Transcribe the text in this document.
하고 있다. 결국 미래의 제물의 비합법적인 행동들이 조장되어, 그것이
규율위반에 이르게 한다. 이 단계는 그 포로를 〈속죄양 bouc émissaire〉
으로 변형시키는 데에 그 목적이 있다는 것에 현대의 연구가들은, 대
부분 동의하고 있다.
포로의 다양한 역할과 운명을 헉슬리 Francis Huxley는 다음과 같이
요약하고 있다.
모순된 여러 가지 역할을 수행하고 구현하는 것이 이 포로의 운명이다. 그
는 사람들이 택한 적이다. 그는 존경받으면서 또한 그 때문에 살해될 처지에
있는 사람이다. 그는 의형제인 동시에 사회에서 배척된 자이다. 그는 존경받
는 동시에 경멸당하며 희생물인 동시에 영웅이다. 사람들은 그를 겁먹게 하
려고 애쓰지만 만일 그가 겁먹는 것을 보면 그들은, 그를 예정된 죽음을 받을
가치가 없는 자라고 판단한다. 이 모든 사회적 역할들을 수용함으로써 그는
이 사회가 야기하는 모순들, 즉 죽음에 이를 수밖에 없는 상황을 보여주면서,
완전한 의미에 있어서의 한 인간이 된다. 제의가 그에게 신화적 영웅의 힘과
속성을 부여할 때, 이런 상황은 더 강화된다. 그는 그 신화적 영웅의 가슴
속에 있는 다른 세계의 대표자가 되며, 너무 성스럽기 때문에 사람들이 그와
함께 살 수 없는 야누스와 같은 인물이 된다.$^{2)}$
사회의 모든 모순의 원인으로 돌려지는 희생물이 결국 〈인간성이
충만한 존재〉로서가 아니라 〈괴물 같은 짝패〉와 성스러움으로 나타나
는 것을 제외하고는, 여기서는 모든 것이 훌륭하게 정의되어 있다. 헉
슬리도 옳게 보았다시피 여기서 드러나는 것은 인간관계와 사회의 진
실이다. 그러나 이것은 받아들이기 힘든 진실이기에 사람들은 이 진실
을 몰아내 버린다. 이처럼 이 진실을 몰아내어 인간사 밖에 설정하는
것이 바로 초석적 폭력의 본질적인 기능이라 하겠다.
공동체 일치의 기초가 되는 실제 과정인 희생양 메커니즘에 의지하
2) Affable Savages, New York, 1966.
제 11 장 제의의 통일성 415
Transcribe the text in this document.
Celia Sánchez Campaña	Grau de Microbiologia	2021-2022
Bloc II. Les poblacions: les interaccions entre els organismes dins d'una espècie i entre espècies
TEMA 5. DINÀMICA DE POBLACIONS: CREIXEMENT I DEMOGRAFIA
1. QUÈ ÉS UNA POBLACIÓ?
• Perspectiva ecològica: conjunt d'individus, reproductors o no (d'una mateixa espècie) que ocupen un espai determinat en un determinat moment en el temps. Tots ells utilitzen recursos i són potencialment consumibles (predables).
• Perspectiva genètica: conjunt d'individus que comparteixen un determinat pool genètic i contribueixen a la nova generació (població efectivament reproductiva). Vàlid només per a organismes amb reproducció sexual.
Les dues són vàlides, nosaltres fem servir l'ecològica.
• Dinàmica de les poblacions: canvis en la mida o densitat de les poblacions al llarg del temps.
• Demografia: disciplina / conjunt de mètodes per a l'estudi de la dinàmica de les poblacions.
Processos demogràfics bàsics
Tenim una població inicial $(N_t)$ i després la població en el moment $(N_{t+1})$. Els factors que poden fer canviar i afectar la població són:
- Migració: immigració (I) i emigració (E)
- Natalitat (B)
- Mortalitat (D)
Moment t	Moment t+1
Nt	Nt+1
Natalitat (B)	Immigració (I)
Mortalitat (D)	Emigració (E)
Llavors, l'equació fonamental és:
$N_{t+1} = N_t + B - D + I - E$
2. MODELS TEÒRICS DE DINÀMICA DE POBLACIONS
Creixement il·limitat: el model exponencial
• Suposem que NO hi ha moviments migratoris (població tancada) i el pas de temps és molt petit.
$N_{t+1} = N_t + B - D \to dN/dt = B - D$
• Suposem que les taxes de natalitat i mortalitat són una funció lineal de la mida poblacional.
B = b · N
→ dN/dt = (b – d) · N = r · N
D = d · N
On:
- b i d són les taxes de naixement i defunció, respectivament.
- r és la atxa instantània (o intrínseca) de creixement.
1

Task
Print all of the entries exactly as they are written.

Correct answer
Transcribe the text in this document.
하고 있다. 결국 미래의 제물의 비합법적인 행동들이 조장되어, 그것이
규율위반에 이르게 한다. 이 단계는 그 포로를 〈속죄양 bouc émissaire〉
으로 변형시키는 데에 그 목적이 있다는 것에 현대의 연구가들은, 대
부분 동의하고 있다.
포로의 다양한 역할과 운명을 헉슬리 Francis Huxley는 다음과 같이
요약하고 있다.
모순된 여러 가지 역할을 수행하고 구현하는 것이 이 포로의 운명이다. 그
는 사람들이 택한 적이다. 그는 존경받으면서 또한 그 때문에 살해될 처지에
있는 사람이다. 그는 의형제인 동시에 사회에서 배척된 자이다. 그는 존경받
는 동시에 경멸당하며 희생물인 동시에 영웅이다. 사람들은 그를 겁먹게 하
려고 애쓰지만 만일 그가 겁먹는 것을 보면 그들은, 그를 예정된 죽음을 받을
가치가 없는 자라고 판단한다. 이 모든 사회적 역할들을 수용함으로써 그는
이 사회가 야기하는 모순들, 즉 죽음에 이를 수밖에 없는 상황을 보여주면서,
완전한 의미에 있어서의 한 인간이 된다. 제의가 그에게 신화적 영웅의 힘과
속성을 부여할 때, 이런 상황은 더 강화된다. 그는 그 신화적 영웅의 가슴
속에 있는 다른 세계의 대표자가 되며, 너무 성스럽기 때문에 사람들이 그와
함께 살 수 없는 야누스와 같은 인물이 된다.$^{2)}$
사회의 모든 모순의 원인으로 돌려지는 희생물이 결국 〈인간성이
충만한 존재〉로서가 아니라 〈괴물 같은 짝패〉와 성스러움으로 나타나
는 것을 제외하고는, 여기서는 모든 것이 훌륭하게 정의되어 있다. 헉
슬리도 옳게 보았다시피 여기서 드러나는 것은 인간관계와 사회의 진
실이다. 그러나 이것은 받아들이기 힘든 진실이기에 사람들은 이 진실
을 몰아내 버린다. 이처럼 이 진실을 몰아내어 인간사 밖에 설정하는
것이 바로 초석적 폭력의 본질적인 기능이라 하겠다.
공동체 일치의 기초가 되는 실제 과정인 희생양 메커니즘에 의지하
2) Affable Savages, New York, 1966.
제 11 장 제의의 통일성 415
Transcribe the text in this document.
Celia Sánchez Campaña	Grau de Microbiologia	2021-2022
Bloc II. Les poblacions: les interaccions entre els organismes dins d'una espècie i entre espècies
TEMA 5. DINÀMICA DE POBLACIONS: CREIXEMENT I DEMOGRAFIA
1. QUÈ ÉS UNA POBLACIÓ?
• Perspectiva ecològica: conjunt d'individus, reproductors o no (d'una mateixa espècie) que ocupen un espai determinat en un determinat moment en el temps. Tots ells utilitzen recursos i són potencialment consumibles (predables).
• Perspectiva genètica: conjunt d'individus que comparteixen un determinat pool genètic i contribueixen a la nova generació (població efectivament reproductiva). Vàlid només per a organismes amb reproducció sexual.
Les dues són vàlides, nosaltres fem servir l'ecològica.
• Dinàmica de les poblacions: canvis en la mida o densitat de les poblacions al llarg del temps.
• Demografia: disciplina / conjunt de mètodes per a l'estudi de la dinàmica de les poblacions.
Processos demogràfics bàsics
Tenim una població inicial $(N_t)$ i després la població en el moment $(N_{t+1})$. Els factors que poden fer canviar i afectar la població són:
- Migració: immigració (I) i emigració (E)
- Natalitat (B)
- Mortalitat (D)
Moment t	Moment t+1
Nt	Nt+1
Natalitat (B)	Immigració (I)
Mortalitat (D)	Emigració (E)
Llavors, l'equació fonamental és:
$N_{t+1} = N_t + B - D + I - E$
2. MODELS TEÒRICS DE DINÀMICA DE POBLACIONS
Creixement il·limitat: el model exponencial
• Suposem que NO hi ha moviments migratoris (població tancada) i el pas de temps és molt petit.
$N_{t+1} = N_t + B - D \to dN/dt = B - D$
• Suposem que les taxes de natalitat i mortalitat són una funció lineal de la mida poblacional.
B = b · N
→ dN/dt = (b – d) · N = r · N
D = d · N
On:
- b i d són les taxes de naixement i defunció, respectivament.
- r és la atxa instantània (o intrínseca) de creixement.
1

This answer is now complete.